Statically checked tensor shapes

vsiles commented 4 years ago

🚀 Feature

(Long term request, mostly to gather feedback on our current experiment) We would like to extend the Tensor class with the description of its dimensions shape and values, to enable static checking of tensor operations w.r.t. to shapes (e.g. detecting an illegal call to Tensor.mm statically rather than with a runtime exception). The new syntax would look like Tensor[int32, dim0, dim1, dim2]

Motivation

At the moment, PyTorch is more or less untyped: everything is a Tensor and there is no information whatsoever on the dimensions of these tensors. By being more descriptive, we could statically check (aka at compile time, rather than at runtime) that tensor operations are executed on arguments with the right shape. For example, we could catch this kind of errors during type checking that:

T0 : Tensor[int32, D3, D4] = ...
T1 : Tensor[int32, D5,  D5] = ...
T2 = Tensor.mm(T0, T1) # mismatch: D4 != D5

This could save lots of computer time (less runtime errors) along with debugging time.

Pitch

Recently Pyre added an experimental support for variadic type variable which allows to describe the shape of tensors. It allowed me to write some initial stubs for PyTorch where the tensor type has a documented shape. This shape can be check statically by Pyre to prevent most mis-usage of PyTorch operators.

As an example, I took this script and translated it into this typed version. The main stubs are located here.

We already got some very positive feedback for the Python types community last Friday during Facebook MPK's Python meetup. So now I'm asking the PyTorch community :D

Known limitations: this is an early draft of the project, so we can't type everything at the moment. For example we only support simple broadcasting (like Tensor.__add__ when the rhs is scalar. Nothing for Tensor.matmul yet). Also there are some functions that just can't be statically check (like Tensor.cat) and which require manual annotation.

Alternatives

Current known alternative are all runtime check (like the Named Tensor proposal) which address the same problem, but still at runtime, which could be less efficient when programs run for several hours/days.

Additional context

I don't expect PyTorch to migrate to this solution right now, I'm gathering feedback on the experiment to see where to go next. Our next stop is to support broadcasting, and I would gladly have some direction on which killer feature we should try to support next.

soumith commented 4 years ago

cc: @apaszke @malmaud @t-vi @zdevito as possible folks of interest

gchanan commented 4 years ago

What's the limitation with torch.cat? Is it because you don't have type(s) for "Tuple of Tensors of size X, Y, Z"?

Another example of this problem is torch.nonzero, whose shape depends on the runtime values.

vsiles commented 4 years ago

If I understand correctly, the statement of cat is that all Tensors in the tuple must have the same shape but on one of the dimensions (the one provided as input). So we could type partially using tons of overloads for the input, but the output size seems problematic as it is the sum of the input dimensions.

- Annotated region listings:

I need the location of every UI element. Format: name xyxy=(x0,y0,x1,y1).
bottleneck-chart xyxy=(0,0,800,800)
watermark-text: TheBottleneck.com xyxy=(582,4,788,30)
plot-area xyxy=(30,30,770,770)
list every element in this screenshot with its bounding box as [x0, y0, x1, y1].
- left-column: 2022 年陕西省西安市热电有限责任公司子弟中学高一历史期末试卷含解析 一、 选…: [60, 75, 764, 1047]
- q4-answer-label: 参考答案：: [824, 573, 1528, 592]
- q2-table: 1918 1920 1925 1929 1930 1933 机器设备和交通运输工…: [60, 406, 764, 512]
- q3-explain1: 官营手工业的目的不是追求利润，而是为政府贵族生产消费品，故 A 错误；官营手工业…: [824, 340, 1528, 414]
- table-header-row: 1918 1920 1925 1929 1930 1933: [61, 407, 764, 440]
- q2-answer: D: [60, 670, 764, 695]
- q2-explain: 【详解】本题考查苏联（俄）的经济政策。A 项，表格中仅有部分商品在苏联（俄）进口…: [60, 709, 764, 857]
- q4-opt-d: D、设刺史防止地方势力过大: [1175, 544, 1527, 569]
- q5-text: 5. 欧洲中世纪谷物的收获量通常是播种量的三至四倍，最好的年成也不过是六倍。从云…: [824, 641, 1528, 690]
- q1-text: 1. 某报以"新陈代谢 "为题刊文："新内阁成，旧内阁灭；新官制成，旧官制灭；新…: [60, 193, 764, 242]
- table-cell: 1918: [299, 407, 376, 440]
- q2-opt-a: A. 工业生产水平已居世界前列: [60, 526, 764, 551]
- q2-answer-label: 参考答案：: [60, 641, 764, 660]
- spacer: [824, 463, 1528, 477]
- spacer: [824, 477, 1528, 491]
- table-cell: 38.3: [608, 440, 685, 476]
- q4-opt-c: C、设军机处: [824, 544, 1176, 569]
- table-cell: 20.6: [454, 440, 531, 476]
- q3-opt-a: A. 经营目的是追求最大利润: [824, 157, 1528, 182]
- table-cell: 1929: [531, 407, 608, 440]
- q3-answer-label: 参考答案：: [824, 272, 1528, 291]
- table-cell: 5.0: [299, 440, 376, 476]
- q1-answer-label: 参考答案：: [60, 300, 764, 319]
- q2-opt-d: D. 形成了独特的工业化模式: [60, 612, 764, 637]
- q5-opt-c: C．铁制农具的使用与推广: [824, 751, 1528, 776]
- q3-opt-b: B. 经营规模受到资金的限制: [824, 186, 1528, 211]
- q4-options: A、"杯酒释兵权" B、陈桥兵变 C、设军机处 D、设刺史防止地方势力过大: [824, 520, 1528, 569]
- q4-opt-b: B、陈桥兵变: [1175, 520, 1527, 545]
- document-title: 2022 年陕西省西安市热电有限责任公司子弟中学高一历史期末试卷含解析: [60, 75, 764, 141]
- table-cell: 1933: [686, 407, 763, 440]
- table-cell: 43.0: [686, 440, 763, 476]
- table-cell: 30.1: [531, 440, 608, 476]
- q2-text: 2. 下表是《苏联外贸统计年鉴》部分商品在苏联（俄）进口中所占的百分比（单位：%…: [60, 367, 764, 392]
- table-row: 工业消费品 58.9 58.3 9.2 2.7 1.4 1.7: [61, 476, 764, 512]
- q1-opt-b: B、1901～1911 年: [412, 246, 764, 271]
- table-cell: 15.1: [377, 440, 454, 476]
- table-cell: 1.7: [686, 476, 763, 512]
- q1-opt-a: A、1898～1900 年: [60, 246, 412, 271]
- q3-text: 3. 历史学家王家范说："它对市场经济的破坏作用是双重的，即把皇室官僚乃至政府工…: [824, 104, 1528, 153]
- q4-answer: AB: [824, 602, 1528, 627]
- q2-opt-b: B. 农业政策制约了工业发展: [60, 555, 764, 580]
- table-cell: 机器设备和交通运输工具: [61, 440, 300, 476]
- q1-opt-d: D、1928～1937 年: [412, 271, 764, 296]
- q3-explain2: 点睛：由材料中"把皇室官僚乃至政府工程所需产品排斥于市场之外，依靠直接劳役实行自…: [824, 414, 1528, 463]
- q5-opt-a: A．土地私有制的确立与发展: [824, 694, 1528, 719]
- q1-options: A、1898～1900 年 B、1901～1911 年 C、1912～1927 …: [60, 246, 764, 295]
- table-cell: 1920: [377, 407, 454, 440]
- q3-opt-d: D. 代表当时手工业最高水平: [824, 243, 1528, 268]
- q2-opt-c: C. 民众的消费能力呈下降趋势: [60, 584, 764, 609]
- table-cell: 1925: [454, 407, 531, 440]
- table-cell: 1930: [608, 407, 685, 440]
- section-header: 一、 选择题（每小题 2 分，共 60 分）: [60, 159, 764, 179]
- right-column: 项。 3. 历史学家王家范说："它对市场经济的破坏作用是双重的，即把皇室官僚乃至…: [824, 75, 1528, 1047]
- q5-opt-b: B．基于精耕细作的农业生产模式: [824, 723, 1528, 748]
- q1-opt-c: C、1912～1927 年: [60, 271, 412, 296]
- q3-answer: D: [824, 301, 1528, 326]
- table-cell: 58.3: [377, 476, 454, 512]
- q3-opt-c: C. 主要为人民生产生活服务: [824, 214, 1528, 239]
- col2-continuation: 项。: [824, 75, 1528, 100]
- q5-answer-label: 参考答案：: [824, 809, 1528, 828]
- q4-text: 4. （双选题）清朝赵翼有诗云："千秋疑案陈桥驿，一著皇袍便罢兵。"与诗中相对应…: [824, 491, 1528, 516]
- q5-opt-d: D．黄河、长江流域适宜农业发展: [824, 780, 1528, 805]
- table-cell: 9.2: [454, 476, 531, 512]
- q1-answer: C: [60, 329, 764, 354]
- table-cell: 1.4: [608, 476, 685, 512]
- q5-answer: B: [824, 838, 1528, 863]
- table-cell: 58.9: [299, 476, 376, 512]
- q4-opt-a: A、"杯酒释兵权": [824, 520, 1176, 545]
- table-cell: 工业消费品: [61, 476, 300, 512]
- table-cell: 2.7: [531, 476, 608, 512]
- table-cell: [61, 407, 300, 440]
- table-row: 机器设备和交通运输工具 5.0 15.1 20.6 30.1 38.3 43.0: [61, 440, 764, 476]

- YOUR TASKS:
1. Rename "spacer" to "gap" in the records, covering everything from their first line down to and including the line that contains "- q3-opt-a: A.", and leave all else unchanged.
2. Write a continuation of the thread on statically checked tensor shapes, starting right after its final sentence.
These records have nothing to do with the thread on statically checked tensor shapes.

- EXPECTED RESPONSES:
1.
I need the location of every UI element. Format: name xyxy=(x0,y0,x1,y1).
bottleneck-chart xyxy=(0,0,800,800)
watermark-text: TheBottleneck.com xyxy=(582,4,788,30)
plot-area xyxy=(30,30,770,770)
list every element in this screenshot with its bounding box as [x0, y0, x1, y1].
- left-column: 2022 年陕西省西安市热电有限责任公司子弟中学高一历史期末试卷含解析 一、 选…: [60, 75, 764, 1047]
- q4-answer-label: 参考答案：: [824, 573, 1528, 592]
- q2-table: 1918 1920 1925 1929 1930 1933 机器设备和交通运输工…: [60, 406, 764, 512]
- q3-explain1: 官营手工业的目的不是追求利润，而是为政府贵族生产消费品，故 A 错误；官营手工业…: [824, 340, 1528, 414]
- table-header-row: 1918 1920 1925 1929 1930 1933: [61, 407, 764, 440]
- q2-answer: D: [60, 670, 764, 695]
- q2-explain: 【详解】本题考查苏联（俄）的经济政策。A 项，表格中仅有部分商品在苏联（俄）进口…: [60, 709, 764, 857]
- q4-opt-d: D、设刺史防止地方势力过大: [1175, 544, 1527, 569]
- q5-text: 5. 欧洲中世纪谷物的收获量通常是播种量的三至四倍，最好的年成也不过是六倍。从云…: [824, 641, 1528, 690]
- q1-text: 1. 某报以"新陈代谢 "为题刊文："新内阁成，旧内阁灭；新官制成，旧官制灭；新…: [60, 193, 764, 242]
- table-cell: 1918: [299, 407, 376, 440]
- q2-opt-a: A. 工业生产水平已居世界前列: [60, 526, 764, 551]
- q2-answer-label: 参考答案：: [60, 641, 764, 660]
- gap: [824, 463, 1528, 477]
- gap: [824, 477, 1528, 491]
- table-cell: 38.3: [608, 440, 685, 476]
- q4-opt-c: C、设军机处: [824, 544, 1176, 569]
- table-cell: 20.6: [454, 440, 531, 476]
- q3-opt-a: A. 经营目的是追求最大利润: [824, 157, 1528, 182]

2.
vsiles commented 4 years ago

@gchanan Now that you mention it, maybe we could do something for cat with the intvar prototype too. I have to check it's current status and I'll get back to you.

jerry73204 commented 4 years ago

May you take a look at my little project tch-typed-tensor. It provides statically checked tensor type backed on tch, a Rust binding for PyTorch.

vsiles commented 4 years ago

@jerry73204 sure I'll have a look ( and maybe a couples questions. I'll aks them over there !)

t-vi commented 4 years ago

Out of curiosity, how would the mechanism be able to handle convolutions? Or, to pick a simpler example, max or sum?

My impression was that types (as we currently use them) are not the best way to express shape information. The latter are "more dynamic" than say Tensor vs. int, the dtype, etc. in that they depend on the non-tensor parameters. Ideally, we'd have some dynamic annotation mechanism where we can pass in shapes for tensors and specify the other parameters as good as we can (still doesn't help with nonzero, but it would cover a lot more cases than something as static as types). This would have to go somewhere near the native_functions.yaml and would be a rather large amount of work...

But I must admit that I'm mainly looking at this from a JIT perspective, where we have the luxury of more information than with type checking. Don't let the lofty ideas of a passer-by spoil your enthusiasm for practical improvements.

vsiles commented 4 years ago

I had a quick look last week at convolutions. The equation for their size/shape is clearly more complex than the basic example I did, but (with some time) it seems doable as long as most of the shape sizes are literal. We could use integer generics (another experimental typing extensions, still reaaaaally experimental) to deal with these cases. But for that to work, it requires that all inputs are known statically (which seems to be the case for what I read so far).

Using more dynamic annotations could be done using the Annotated new PEP (I have a draft of how to do simple variadic with that), which would expand our expressivity if the type checker knows how to parse these annotations. But I'm not sure that's the right way to go, it needs further investigation.

Ideally, we'd have some dynamic annotation mechanism where we can pass in shapes for tensors and specify the other parameters as good as we can

I think that's basically what I did for cat at the moment: we don't know (yet) how to support it, so I passed the expected type as an annotation, to help the typechecker. Is it what you have in mind or are you thinking about something else ?

t-vi commented 4 years ago

So there are two bits I don't know how to handle with annotations (but you're obviously much more au courant with them):

Things that depend not on the types passed in but on the values. Leaving out upcasting, for some sum(t: Tensor[dt, a,b], dim: int) the result is Tensor[dt, a] or Tensor[dt, b] depending on the value of dim.
When the computation between input and output is somewhat elaborate, like in convolution with strides, dilations etc. So basically, we would have as part of the type information the assortment of what Keras computes in the various Layers' compute_output_shape methods (example for conv). Keras uses the parameters from the instantiation of the layer.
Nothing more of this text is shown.